● Set tasks:
a – Decide whether each statement agrees with the techno review below. Answer yes or no for each, and quote the words of the review that decide it.
(i) The review ranks Robert Hood's stylistic inventions, along with those of Jeff Mills, among the most widely imitated in techno.
(ii) The review says the anthology offers a large amount of truly definitive, classic material.
(iii) The review says Hood's current work falls short of his early masterpieces.
b – In one to three sentences, explain why the techno review below calls anthologies like this one valuable even though it finds them problematic.

● Excerpt to read:
--

Robert Hood’s stylistic inventions, next to those of Jeff Mills, are some of the most widely imitated in techno and have birthed an entire subgenre and schools of thought. A very notable number of techno’s greatest later artistic figures started off as little more than disciples, and anthologies like this may be problematic at core but provide a valuable service in reviving long-unavailable material. A straight reissue of the more significant pieces – Internal Empire and first two Nighttime World albums – would go a long way towards correcting the current situation, certainly further than this manages with its mixed agenda and relatively small proffering of truly definitive, classic material. Hood’s legacy is still growing however, and there’s no shortage of revelatory moments here, past and present and for once placed alongside each other for easy comparison.  

With Hood’s career and urgency he inspires in his fans, one could spend ages attempting to list the highest of the high points without coming to any definitive, digestible conclusion. M-Print: 20 Years Of M-Plant is one of many ways of undertaking a project whose validity is proven by his undiminished and in fact increasing abilities to awe. A few tracks taken from a few of techno’s most celebrated releases can’t be a let down, but it’s more inspiring that the artist who made them 20 years ago is currently surpassing these early masterpieces. Long may he reign, and as far as history lessons go, this one sounds better than most.

--

● Material supplied:
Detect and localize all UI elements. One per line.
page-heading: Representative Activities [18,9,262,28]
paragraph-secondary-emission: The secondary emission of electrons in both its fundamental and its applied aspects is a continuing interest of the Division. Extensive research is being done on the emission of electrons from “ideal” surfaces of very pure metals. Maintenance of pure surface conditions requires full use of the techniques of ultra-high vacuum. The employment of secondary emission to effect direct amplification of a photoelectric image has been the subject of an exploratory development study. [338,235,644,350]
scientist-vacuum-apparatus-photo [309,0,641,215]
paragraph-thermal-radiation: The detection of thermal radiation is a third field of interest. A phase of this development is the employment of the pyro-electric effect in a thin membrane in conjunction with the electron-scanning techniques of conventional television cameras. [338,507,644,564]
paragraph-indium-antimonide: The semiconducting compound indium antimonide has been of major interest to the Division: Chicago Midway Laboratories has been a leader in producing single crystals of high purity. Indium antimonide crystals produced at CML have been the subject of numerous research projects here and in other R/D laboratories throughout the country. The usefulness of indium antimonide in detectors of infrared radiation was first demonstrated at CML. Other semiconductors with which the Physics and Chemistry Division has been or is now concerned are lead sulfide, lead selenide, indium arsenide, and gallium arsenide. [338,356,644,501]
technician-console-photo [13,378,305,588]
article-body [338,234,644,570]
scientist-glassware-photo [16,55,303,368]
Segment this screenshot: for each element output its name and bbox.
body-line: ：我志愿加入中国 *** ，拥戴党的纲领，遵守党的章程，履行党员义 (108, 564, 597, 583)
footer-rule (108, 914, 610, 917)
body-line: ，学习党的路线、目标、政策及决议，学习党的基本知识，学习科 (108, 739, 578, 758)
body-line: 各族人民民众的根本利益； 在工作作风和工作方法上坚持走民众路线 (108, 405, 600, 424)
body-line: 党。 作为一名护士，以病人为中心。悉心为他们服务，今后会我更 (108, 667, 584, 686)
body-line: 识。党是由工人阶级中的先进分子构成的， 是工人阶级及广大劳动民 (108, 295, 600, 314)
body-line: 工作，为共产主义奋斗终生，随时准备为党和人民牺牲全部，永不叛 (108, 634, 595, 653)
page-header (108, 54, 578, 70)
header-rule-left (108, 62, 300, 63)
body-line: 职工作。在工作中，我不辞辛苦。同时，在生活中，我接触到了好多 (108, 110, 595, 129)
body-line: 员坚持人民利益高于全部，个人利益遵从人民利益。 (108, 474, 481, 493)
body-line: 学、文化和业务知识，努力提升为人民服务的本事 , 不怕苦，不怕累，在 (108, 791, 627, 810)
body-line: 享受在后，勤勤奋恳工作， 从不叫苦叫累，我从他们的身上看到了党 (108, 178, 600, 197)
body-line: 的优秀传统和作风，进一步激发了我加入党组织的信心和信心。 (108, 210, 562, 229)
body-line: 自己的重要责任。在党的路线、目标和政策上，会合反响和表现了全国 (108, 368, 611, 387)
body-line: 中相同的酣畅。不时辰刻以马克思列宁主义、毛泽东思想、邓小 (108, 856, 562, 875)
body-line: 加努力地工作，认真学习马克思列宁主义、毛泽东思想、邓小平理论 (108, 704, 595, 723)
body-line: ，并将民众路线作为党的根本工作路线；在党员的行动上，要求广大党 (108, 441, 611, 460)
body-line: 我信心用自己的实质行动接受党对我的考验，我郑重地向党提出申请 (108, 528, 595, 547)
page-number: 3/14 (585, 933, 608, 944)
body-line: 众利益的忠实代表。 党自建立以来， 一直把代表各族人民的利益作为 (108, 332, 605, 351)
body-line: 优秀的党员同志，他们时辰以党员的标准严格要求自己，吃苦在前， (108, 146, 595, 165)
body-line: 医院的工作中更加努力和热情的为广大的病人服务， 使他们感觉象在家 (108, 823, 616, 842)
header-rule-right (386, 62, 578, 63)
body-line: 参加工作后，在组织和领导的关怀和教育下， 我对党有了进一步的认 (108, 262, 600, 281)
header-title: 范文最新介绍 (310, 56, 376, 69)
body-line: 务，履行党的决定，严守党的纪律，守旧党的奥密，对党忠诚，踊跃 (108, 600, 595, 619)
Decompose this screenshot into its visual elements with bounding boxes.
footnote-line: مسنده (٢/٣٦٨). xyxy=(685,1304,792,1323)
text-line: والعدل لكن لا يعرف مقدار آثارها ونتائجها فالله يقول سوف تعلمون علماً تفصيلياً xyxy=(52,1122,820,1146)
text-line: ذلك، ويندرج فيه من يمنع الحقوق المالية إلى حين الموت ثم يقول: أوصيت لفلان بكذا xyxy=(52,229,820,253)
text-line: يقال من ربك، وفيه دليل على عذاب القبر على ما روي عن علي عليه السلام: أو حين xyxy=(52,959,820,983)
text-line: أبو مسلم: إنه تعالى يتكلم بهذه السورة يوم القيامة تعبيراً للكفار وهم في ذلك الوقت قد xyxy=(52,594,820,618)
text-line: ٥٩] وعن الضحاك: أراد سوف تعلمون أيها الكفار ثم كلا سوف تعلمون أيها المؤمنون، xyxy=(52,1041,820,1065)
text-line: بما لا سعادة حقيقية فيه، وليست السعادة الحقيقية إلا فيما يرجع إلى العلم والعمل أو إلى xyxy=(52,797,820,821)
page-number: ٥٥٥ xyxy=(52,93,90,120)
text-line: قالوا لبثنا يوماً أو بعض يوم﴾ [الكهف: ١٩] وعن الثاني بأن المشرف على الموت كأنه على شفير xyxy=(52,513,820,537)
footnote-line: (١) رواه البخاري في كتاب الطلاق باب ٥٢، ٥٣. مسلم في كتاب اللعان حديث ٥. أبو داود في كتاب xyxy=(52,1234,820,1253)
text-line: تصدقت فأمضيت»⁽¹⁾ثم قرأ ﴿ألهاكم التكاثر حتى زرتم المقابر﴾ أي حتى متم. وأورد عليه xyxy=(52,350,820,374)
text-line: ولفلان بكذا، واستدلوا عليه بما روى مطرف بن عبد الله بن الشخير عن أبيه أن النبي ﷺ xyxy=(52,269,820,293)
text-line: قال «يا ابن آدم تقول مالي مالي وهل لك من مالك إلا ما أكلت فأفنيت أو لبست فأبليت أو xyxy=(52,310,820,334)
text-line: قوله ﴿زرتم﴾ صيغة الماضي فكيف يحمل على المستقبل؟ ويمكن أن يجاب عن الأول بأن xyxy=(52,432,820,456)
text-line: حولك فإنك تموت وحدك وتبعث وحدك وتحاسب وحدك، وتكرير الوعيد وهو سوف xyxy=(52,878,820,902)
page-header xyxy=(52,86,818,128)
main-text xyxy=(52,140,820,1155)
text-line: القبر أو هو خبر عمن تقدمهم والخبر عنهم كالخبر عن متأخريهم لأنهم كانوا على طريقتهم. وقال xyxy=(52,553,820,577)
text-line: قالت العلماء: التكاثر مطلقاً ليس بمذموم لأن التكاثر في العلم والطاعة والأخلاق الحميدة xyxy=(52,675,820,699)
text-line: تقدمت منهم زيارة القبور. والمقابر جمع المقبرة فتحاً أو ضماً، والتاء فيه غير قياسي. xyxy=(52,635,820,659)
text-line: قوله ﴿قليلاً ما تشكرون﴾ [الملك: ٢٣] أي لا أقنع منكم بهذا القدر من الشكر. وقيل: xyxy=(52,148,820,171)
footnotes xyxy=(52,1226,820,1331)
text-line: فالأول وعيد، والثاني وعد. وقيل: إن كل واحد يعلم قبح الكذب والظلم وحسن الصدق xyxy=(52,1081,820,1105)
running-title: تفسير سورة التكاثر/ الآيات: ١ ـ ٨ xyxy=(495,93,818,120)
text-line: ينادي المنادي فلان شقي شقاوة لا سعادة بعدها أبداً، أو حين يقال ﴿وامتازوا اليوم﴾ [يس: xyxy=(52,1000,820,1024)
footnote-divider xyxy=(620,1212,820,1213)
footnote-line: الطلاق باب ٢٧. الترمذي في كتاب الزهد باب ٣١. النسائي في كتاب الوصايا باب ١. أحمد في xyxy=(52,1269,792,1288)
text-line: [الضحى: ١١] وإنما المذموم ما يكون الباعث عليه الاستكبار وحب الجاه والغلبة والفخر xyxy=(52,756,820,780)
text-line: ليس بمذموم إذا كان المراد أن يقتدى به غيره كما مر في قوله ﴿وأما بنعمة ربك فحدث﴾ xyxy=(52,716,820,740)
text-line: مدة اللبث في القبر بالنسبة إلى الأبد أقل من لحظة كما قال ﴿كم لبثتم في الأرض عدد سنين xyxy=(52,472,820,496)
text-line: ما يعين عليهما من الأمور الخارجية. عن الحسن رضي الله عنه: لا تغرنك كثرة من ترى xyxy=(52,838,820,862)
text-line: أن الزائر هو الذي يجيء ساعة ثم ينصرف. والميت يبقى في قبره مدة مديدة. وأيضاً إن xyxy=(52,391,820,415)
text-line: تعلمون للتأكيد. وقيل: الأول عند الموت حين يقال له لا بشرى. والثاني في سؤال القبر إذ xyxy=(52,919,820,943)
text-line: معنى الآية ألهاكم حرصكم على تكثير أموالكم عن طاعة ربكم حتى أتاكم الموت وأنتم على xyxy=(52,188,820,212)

--

● Answers given:
a –
(i) Yes: "Robert Hood’s stylistic inventions, next to those of Jeff Mills, are some of the most widely imitated in techno"
(ii) No: "relatively small proffering of truly definitive, classic material"
(iii) No: "the artist who made them 20 years ago is currently surpassing these early masterpieces"

b – Such anthologies revive long-unavailable material. This one also places Hood's past and present work alongside each other for easy comparison.